PROBLEM DETAILS:
Review the listing and copy each line that holds the word "title".

LISTED RECORDS:
»»
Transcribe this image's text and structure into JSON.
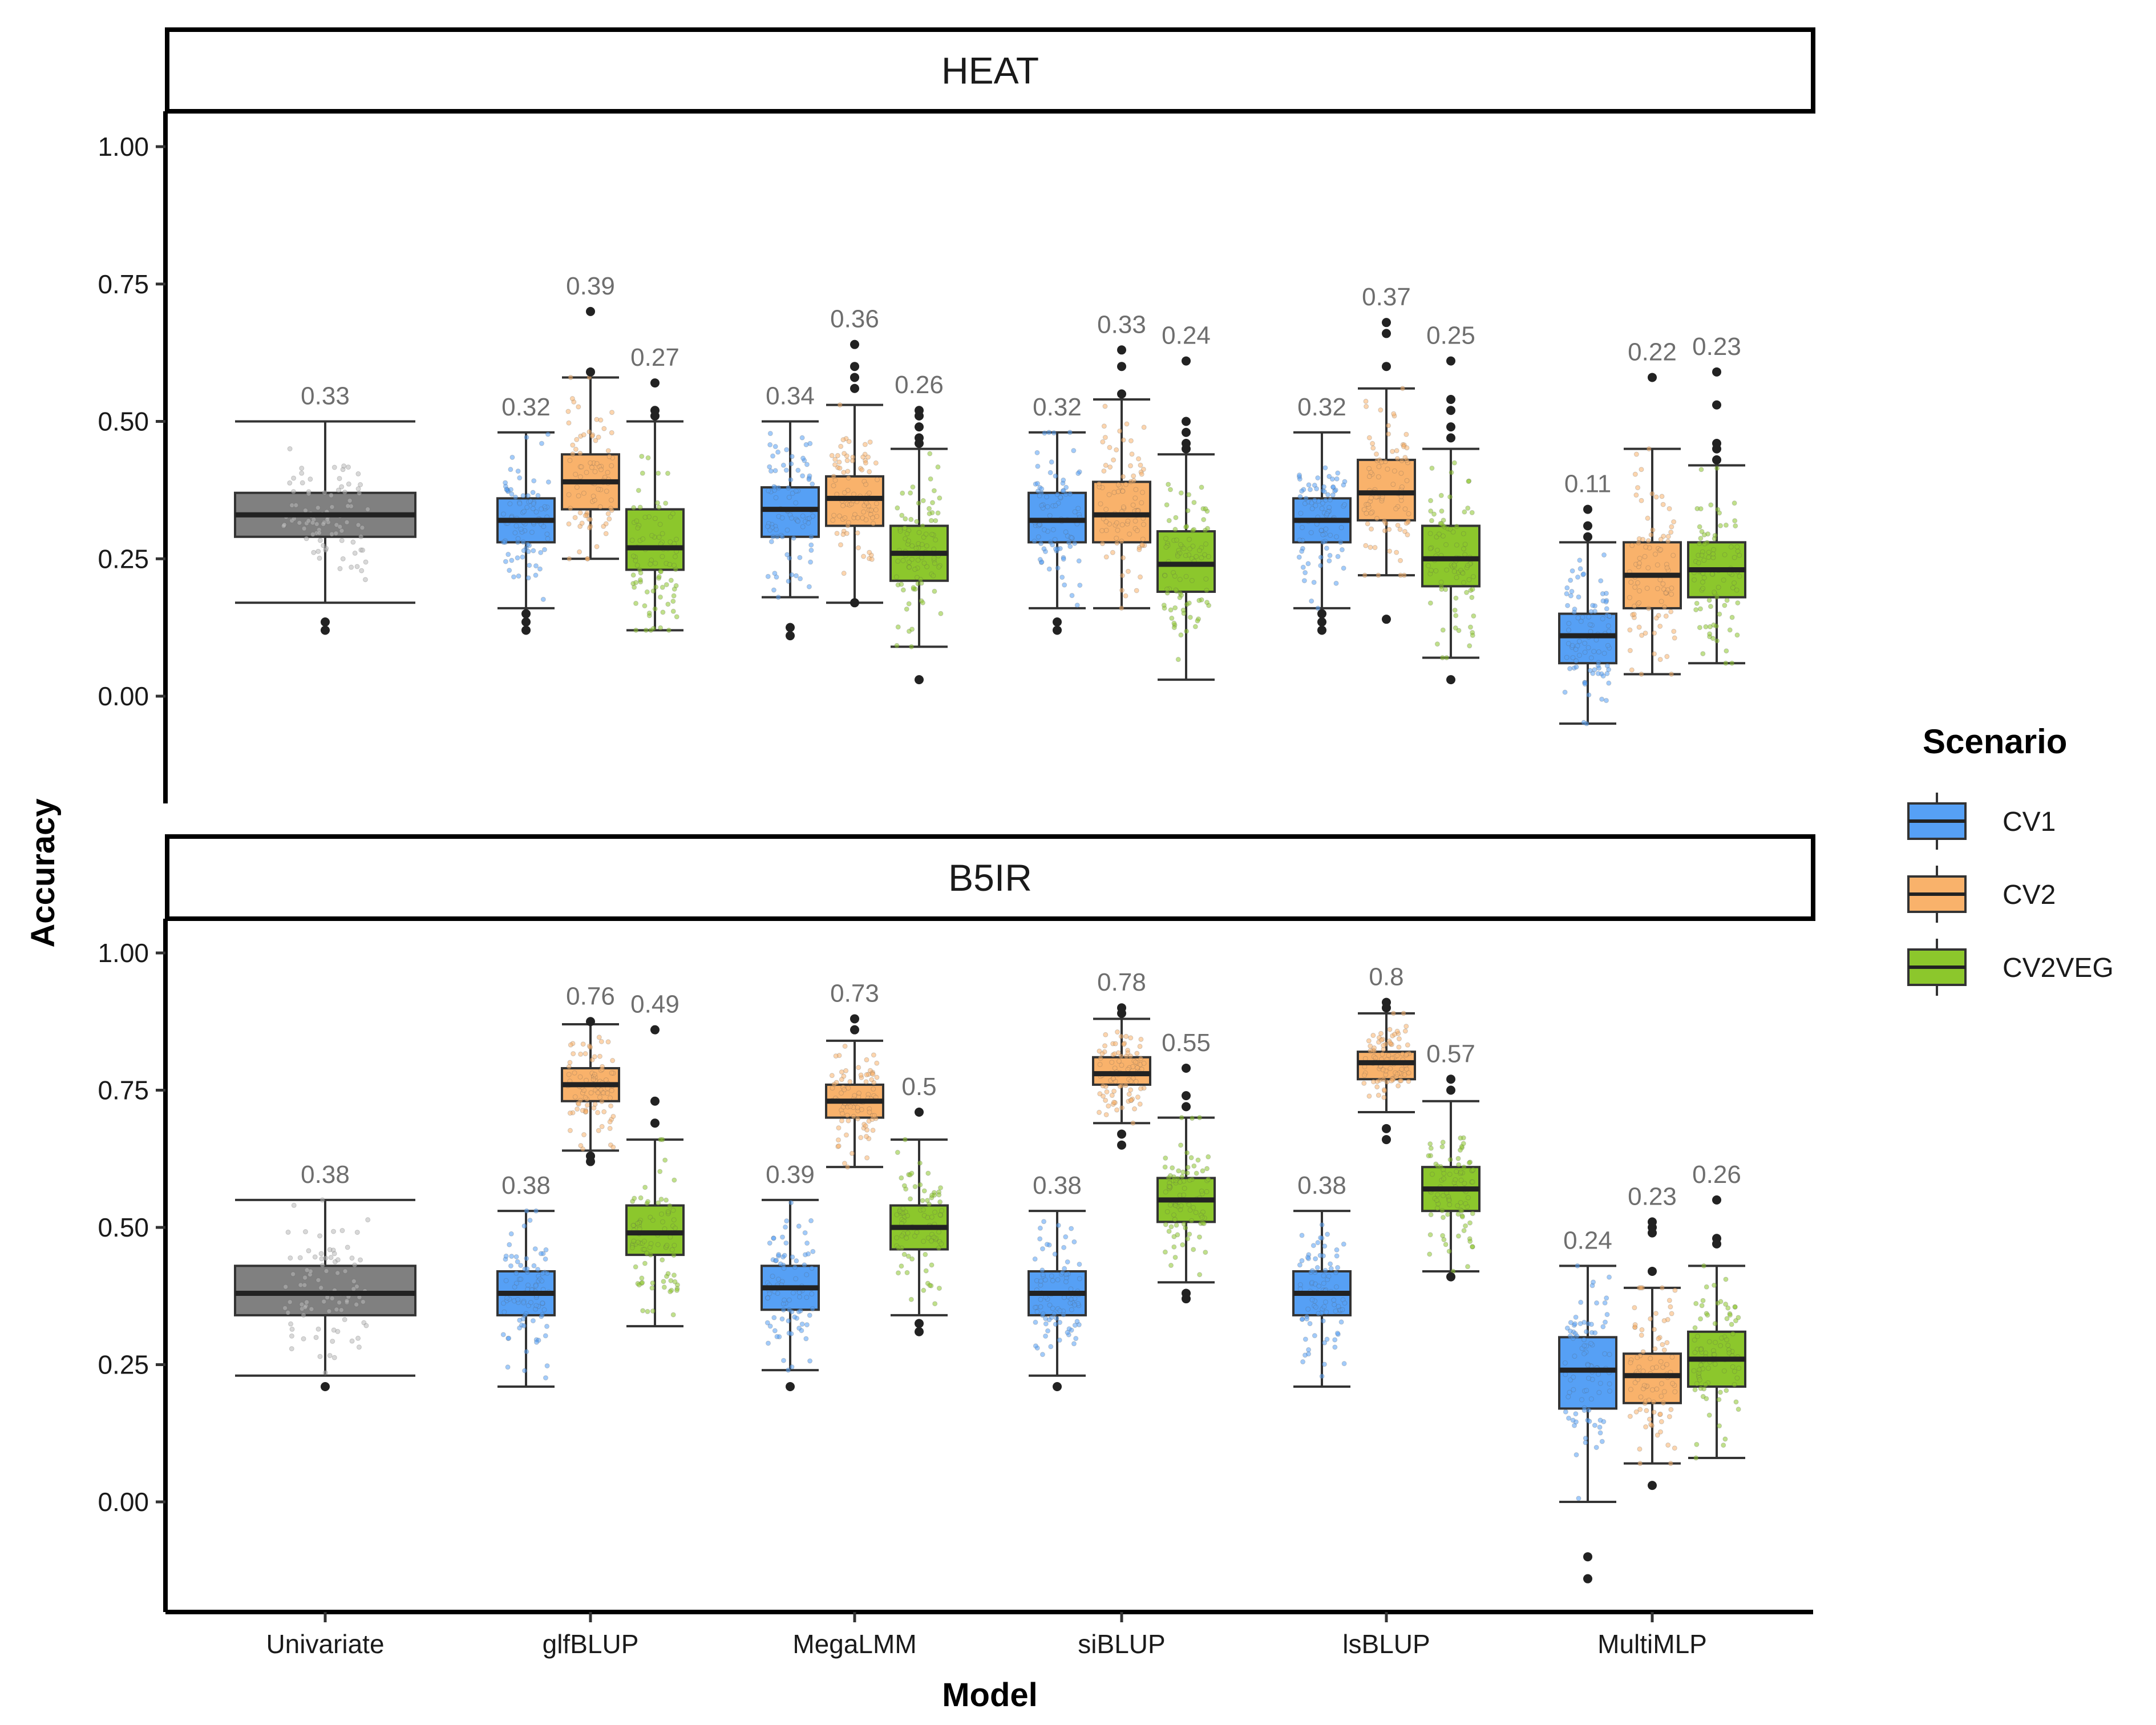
{
  "chart_data": {
    "type": "boxplot",
    "xlabel": "Model",
    "ylabel": "Accuracy",
    "legend": {
      "title": "Scenario",
      "position": "right",
      "entries": [
        {
          "name": "CV1",
          "color": "#56A0F5"
        },
        {
          "name": "CV2",
          "color": "#F9B26B"
        },
        {
          "name": "CV2VEG",
          "color": "#8CC72C"
        }
      ]
    },
    "univariate_color": "#808080",
    "categories": [
      "Univariate",
      "glfBLUP",
      "MegaLMM",
      "siBLUP",
      "lsBLUP",
      "MultiMLP"
    ],
    "ylim": [
      -0.2,
      1.05
    ],
    "yticks": [
      0.0,
      0.25,
      0.5,
      0.75,
      1.0
    ],
    "ytick_labels": [
      "0.00",
      "0.25",
      "0.50",
      "0.75",
      "1.00"
    ],
    "panels": [
      {
        "title": "HEAT",
        "boxes": [
          {
            "model": "Univariate",
            "scenario": "Univariate",
            "lw": 0.17,
            "q1": 0.29,
            "median": 0.33,
            "q3": 0.37,
            "uw": 0.5,
            "outliers": [
              0.12,
              0.135
            ],
            "label": "0.33"
          },
          {
            "model": "glfBLUP",
            "scenario": "CV1",
            "lw": 0.16,
            "q1": 0.28,
            "median": 0.32,
            "q3": 0.36,
            "uw": 0.48,
            "outliers": [
              0.12,
              0.135,
              0.15
            ],
            "label": "0.32"
          },
          {
            "model": "glfBLUP",
            "scenario": "CV2",
            "lw": 0.25,
            "q1": 0.34,
            "median": 0.39,
            "q3": 0.44,
            "uw": 0.58,
            "outliers": [
              0.59,
              0.7
            ],
            "label": "0.39"
          },
          {
            "model": "glfBLUP",
            "scenario": "CV2VEG",
            "lw": 0.12,
            "q1": 0.23,
            "median": 0.27,
            "q3": 0.34,
            "uw": 0.5,
            "outliers": [
              0.51,
              0.52,
              0.57
            ],
            "label": "0.27"
          },
          {
            "model": "MegaLMM",
            "scenario": "CV1",
            "lw": 0.18,
            "q1": 0.29,
            "median": 0.34,
            "q3": 0.38,
            "uw": 0.5,
            "outliers": [
              0.11,
              0.125
            ],
            "label": "0.34"
          },
          {
            "model": "MegaLMM",
            "scenario": "CV2",
            "lw": 0.17,
            "q1": 0.31,
            "median": 0.36,
            "q3": 0.4,
            "uw": 0.53,
            "outliers": [
              0.17,
              0.56,
              0.58,
              0.6,
              0.64
            ],
            "label": "0.36"
          },
          {
            "model": "MegaLMM",
            "scenario": "CV2VEG",
            "lw": 0.09,
            "q1": 0.21,
            "median": 0.26,
            "q3": 0.31,
            "uw": 0.45,
            "outliers": [
              0.03,
              0.46,
              0.47,
              0.49,
              0.51,
              0.52
            ],
            "label": "0.26"
          },
          {
            "model": "siBLUP",
            "scenario": "CV1",
            "lw": 0.16,
            "q1": 0.28,
            "median": 0.32,
            "q3": 0.37,
            "uw": 0.48,
            "outliers": [
              0.12,
              0.135
            ],
            "label": "0.32"
          },
          {
            "model": "siBLUP",
            "scenario": "CV2",
            "lw": 0.16,
            "q1": 0.28,
            "median": 0.33,
            "q3": 0.39,
            "uw": 0.54,
            "outliers": [
              0.55,
              0.6,
              0.63
            ],
            "label": "0.33"
          },
          {
            "model": "siBLUP",
            "scenario": "CV2VEG",
            "lw": 0.03,
            "q1": 0.19,
            "median": 0.24,
            "q3": 0.3,
            "uw": 0.44,
            "outliers": [
              0.45,
              0.46,
              0.48,
              0.5,
              0.61
            ],
            "label": "0.24"
          },
          {
            "model": "lsBLUP",
            "scenario": "CV1",
            "lw": 0.16,
            "q1": 0.28,
            "median": 0.32,
            "q3": 0.36,
            "uw": 0.48,
            "outliers": [
              0.12,
              0.135,
              0.15
            ],
            "label": "0.32"
          },
          {
            "model": "lsBLUP",
            "scenario": "CV2",
            "lw": 0.22,
            "q1": 0.32,
            "median": 0.37,
            "q3": 0.43,
            "uw": 0.56,
            "outliers": [
              0.14,
              0.6,
              0.66,
              0.68
            ],
            "label": "0.37"
          },
          {
            "model": "lsBLUP",
            "scenario": "CV2VEG",
            "lw": 0.07,
            "q1": 0.2,
            "median": 0.25,
            "q3": 0.31,
            "uw": 0.45,
            "outliers": [
              0.03,
              0.47,
              0.49,
              0.52,
              0.54,
              0.61
            ],
            "label": "0.25"
          },
          {
            "model": "MultiMLP",
            "scenario": "CV1",
            "lw": -0.05,
            "q1": 0.06,
            "median": 0.11,
            "q3": 0.15,
            "uw": 0.28,
            "outliers": [
              0.29,
              0.31,
              0.34
            ],
            "label": "0.11"
          },
          {
            "model": "MultiMLP",
            "scenario": "CV2",
            "lw": 0.04,
            "q1": 0.16,
            "median": 0.22,
            "q3": 0.28,
            "uw": 0.45,
            "outliers": [
              0.58
            ],
            "label": "0.22"
          },
          {
            "model": "MultiMLP",
            "scenario": "CV2VEG",
            "lw": 0.06,
            "q1": 0.18,
            "median": 0.23,
            "q3": 0.28,
            "uw": 0.42,
            "outliers": [
              0.43,
              0.45,
              0.46,
              0.53,
              0.59
            ],
            "label": "0.23"
          }
        ]
      },
      {
        "title": "B5IR",
        "boxes": [
          {
            "model": "Univariate",
            "scenario": "Univariate",
            "lw": 0.23,
            "q1": 0.34,
            "median": 0.38,
            "q3": 0.43,
            "uw": 0.55,
            "outliers": [
              0.21
            ],
            "label": "0.38"
          },
          {
            "model": "glfBLUP",
            "scenario": "CV1",
            "lw": 0.21,
            "q1": 0.34,
            "median": 0.38,
            "q3": 0.42,
            "uw": 0.53,
            "outliers": [],
            "label": "0.38"
          },
          {
            "model": "glfBLUP",
            "scenario": "CV2",
            "lw": 0.64,
            "q1": 0.73,
            "median": 0.76,
            "q3": 0.79,
            "uw": 0.87,
            "outliers": [
              0.62,
              0.63,
              0.875
            ],
            "label": "0.76"
          },
          {
            "model": "glfBLUP",
            "scenario": "CV2VEG",
            "lw": 0.32,
            "q1": 0.45,
            "median": 0.49,
            "q3": 0.54,
            "uw": 0.66,
            "outliers": [
              0.69,
              0.73,
              0.86
            ],
            "label": "0.49"
          },
          {
            "model": "MegaLMM",
            "scenario": "CV1",
            "lw": 0.24,
            "q1": 0.35,
            "median": 0.39,
            "q3": 0.43,
            "uw": 0.55,
            "outliers": [
              0.21
            ],
            "label": "0.39"
          },
          {
            "model": "MegaLMM",
            "scenario": "CV2",
            "lw": 0.61,
            "q1": 0.7,
            "median": 0.73,
            "q3": 0.76,
            "uw": 0.84,
            "outliers": [
              0.86,
              0.88
            ],
            "label": "0.73"
          },
          {
            "model": "MegaLMM",
            "scenario": "CV2VEG",
            "lw": 0.34,
            "q1": 0.46,
            "median": 0.5,
            "q3": 0.54,
            "uw": 0.66,
            "outliers": [
              0.31,
              0.325,
              0.71
            ],
            "label": "0.5"
          },
          {
            "model": "siBLUP",
            "scenario": "CV1",
            "lw": 0.23,
            "q1": 0.34,
            "median": 0.38,
            "q3": 0.42,
            "uw": 0.53,
            "outliers": [
              0.21
            ],
            "label": "0.38"
          },
          {
            "model": "siBLUP",
            "scenario": "CV2",
            "lw": 0.69,
            "q1": 0.76,
            "median": 0.78,
            "q3": 0.81,
            "uw": 0.88,
            "outliers": [
              0.65,
              0.67,
              0.89,
              0.9
            ],
            "label": "0.78"
          },
          {
            "model": "siBLUP",
            "scenario": "CV2VEG",
            "lw": 0.4,
            "q1": 0.51,
            "median": 0.55,
            "q3": 0.59,
            "uw": 0.7,
            "outliers": [
              0.37,
              0.38,
              0.72,
              0.74,
              0.79
            ],
            "label": "0.55"
          },
          {
            "model": "lsBLUP",
            "scenario": "CV1",
            "lw": 0.21,
            "q1": 0.34,
            "median": 0.38,
            "q3": 0.42,
            "uw": 0.53,
            "outliers": [],
            "label": "0.38"
          },
          {
            "model": "lsBLUP",
            "scenario": "CV2",
            "lw": 0.71,
            "q1": 0.77,
            "median": 0.8,
            "q3": 0.82,
            "uw": 0.89,
            "outliers": [
              0.66,
              0.68,
              0.9,
              0.91
            ],
            "label": "0.8"
          },
          {
            "model": "lsBLUP",
            "scenario": "CV2VEG",
            "lw": 0.42,
            "q1": 0.53,
            "median": 0.57,
            "q3": 0.61,
            "uw": 0.73,
            "outliers": [
              0.41,
              0.75,
              0.77
            ],
            "label": "0.57"
          },
          {
            "model": "MultiMLP",
            "scenario": "CV1",
            "lw": 0.0,
            "q1": 0.17,
            "median": 0.24,
            "q3": 0.3,
            "uw": 0.43,
            "outliers": [
              -0.1,
              -0.14
            ],
            "label": "0.24"
          },
          {
            "model": "MultiMLP",
            "scenario": "CV2",
            "lw": 0.07,
            "q1": 0.18,
            "median": 0.23,
            "q3": 0.27,
            "uw": 0.39,
            "outliers": [
              0.03,
              0.42,
              0.49,
              0.5,
              0.51
            ],
            "label": "0.23"
          },
          {
            "model": "MultiMLP",
            "scenario": "CV2VEG",
            "lw": 0.08,
            "q1": 0.21,
            "median": 0.26,
            "q3": 0.31,
            "uw": 0.43,
            "outliers": [
              0.47,
              0.48,
              0.55
            ],
            "label": "0.26"
          }
        ]
      }
    ]
  }
}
««
RESULT:
      "title": "Scenario",
        "title": "HEAT",
        "title": "B5IR",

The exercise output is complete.